Items from a dataset

* begin *

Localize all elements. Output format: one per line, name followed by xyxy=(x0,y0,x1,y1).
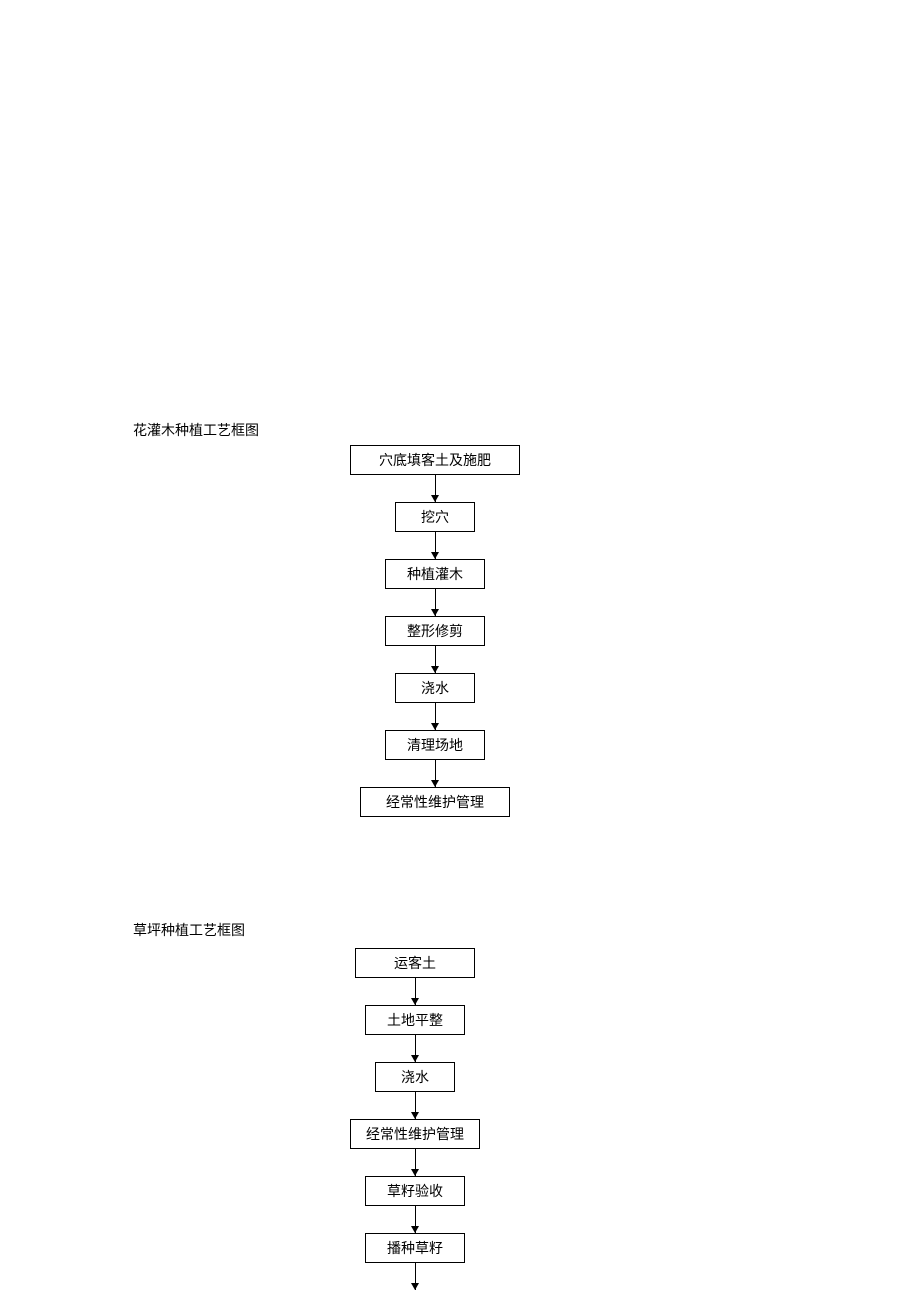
flowchart-1: 穴底填客土及施肥 挖穴 种植灌木 整形修剪 浇水 清理场地 经常性维护管理 xyxy=(350,445,520,817)
node-1-5: 清理场地 xyxy=(385,730,485,760)
node-1-4: 浇水 xyxy=(395,673,475,703)
connector-1-3 xyxy=(435,646,436,673)
connector-1-0 xyxy=(435,475,436,502)
connector-1-2 xyxy=(435,589,436,616)
connector-2-5 xyxy=(415,1263,416,1290)
connector-2-2 xyxy=(415,1092,416,1119)
connector-2-1 xyxy=(415,1035,416,1062)
connector-1-5 xyxy=(435,760,436,787)
node-2-5: 播种草籽 xyxy=(365,1233,465,1263)
node-2-1: 土地平整 xyxy=(365,1005,465,1035)
node-2-3: 经常性维护管理 xyxy=(350,1119,480,1149)
node-1-6: 经常性维护管理 xyxy=(360,787,510,817)
connector-1-4 xyxy=(435,703,436,730)
node-1-2: 种植灌木 xyxy=(385,559,485,589)
connector-2-4 xyxy=(415,1206,416,1233)
node-2-0: 运客土 xyxy=(355,948,475,978)
node-2-4: 草籽验收 xyxy=(365,1176,465,1206)
node-1-3: 整形修剪 xyxy=(385,616,485,646)
section2-title: 草坪种植工艺框图 xyxy=(133,920,245,940)
node-1-1: 挖穴 xyxy=(395,502,475,532)
flowchart-2: 运客土 土地平整 浇水 经常性维护管理 草籽验收 播种草籽 xyxy=(350,948,480,1290)
node-1-0: 穴底填客土及施肥 xyxy=(350,445,520,475)
connector-1-1 xyxy=(435,532,436,559)
node-2-2: 浇水 xyxy=(375,1062,455,1092)
connector-2-3 xyxy=(415,1149,416,1176)
connector-2-0 xyxy=(415,978,416,1005)
section1-title: 花灌木种植工艺框图 xyxy=(133,420,259,440)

* end *

__INSTRUCTIONS FOR THE TASK__: Copy every row above line for line, leaving out the pictures.

__TASK OUTPUT__:
Localize all elements. Output format: one per line, name followed by xyxy=(x0,y0,x1,y1).
flowchart-1: 穴底填客土及施肥 挖穴 种植灌木 整形修剪 浇水 清理场地 经常性维护管理 xyxy=(350,445,520,817)
node-1-5: 清理场地 xyxy=(385,730,485,760)
node-1-4: 浇水 xyxy=(395,673,475,703)
connector-1-3 xyxy=(435,646,436,673)
connector-1-0 xyxy=(435,475,436,502)
connector-1-2 xyxy=(435,589,436,616)
connector-2-5 xyxy=(415,1263,416,1290)
connector-2-2 xyxy=(415,1092,416,1119)
connector-2-1 xyxy=(415,1035,416,1062)
connector-1-5 xyxy=(435,760,436,787)
node-2-5: 播种草籽 xyxy=(365,1233,465,1263)
node-2-1: 土地平整 xyxy=(365,1005,465,1035)
node-2-3: 经常性维护管理 xyxy=(350,1119,480,1149)
node-1-6: 经常性维护管理 xyxy=(360,787,510,817)
connector-1-4 xyxy=(435,703,436,730)
node-1-2: 种植灌木 xyxy=(385,559,485,589)
connector-2-4 xyxy=(415,1206,416,1233)
node-2-0: 运客土 xyxy=(355,948,475,978)
node-2-4: 草籽验收 xyxy=(365,1176,465,1206)
node-1-3: 整形修剪 xyxy=(385,616,485,646)
section2-title: 草坪种植工艺框图 xyxy=(133,920,245,940)
node-1-1: 挖穴 xyxy=(395,502,475,532)
flowchart-2: 运客土 土地平整 浇水 经常性维护管理 草籽验收 播种草籽 xyxy=(350,948,480,1290)
node-1-0: 穴底填客土及施肥 xyxy=(350,445,520,475)
connector-1-1 xyxy=(435,532,436,559)
node-2-2: 浇水 xyxy=(375,1062,455,1092)
connector-2-3 xyxy=(415,1149,416,1176)
connector-2-0 xyxy=(415,978,416,1005)
section1-title: 花灌木种植工艺框图 xyxy=(133,420,259,440)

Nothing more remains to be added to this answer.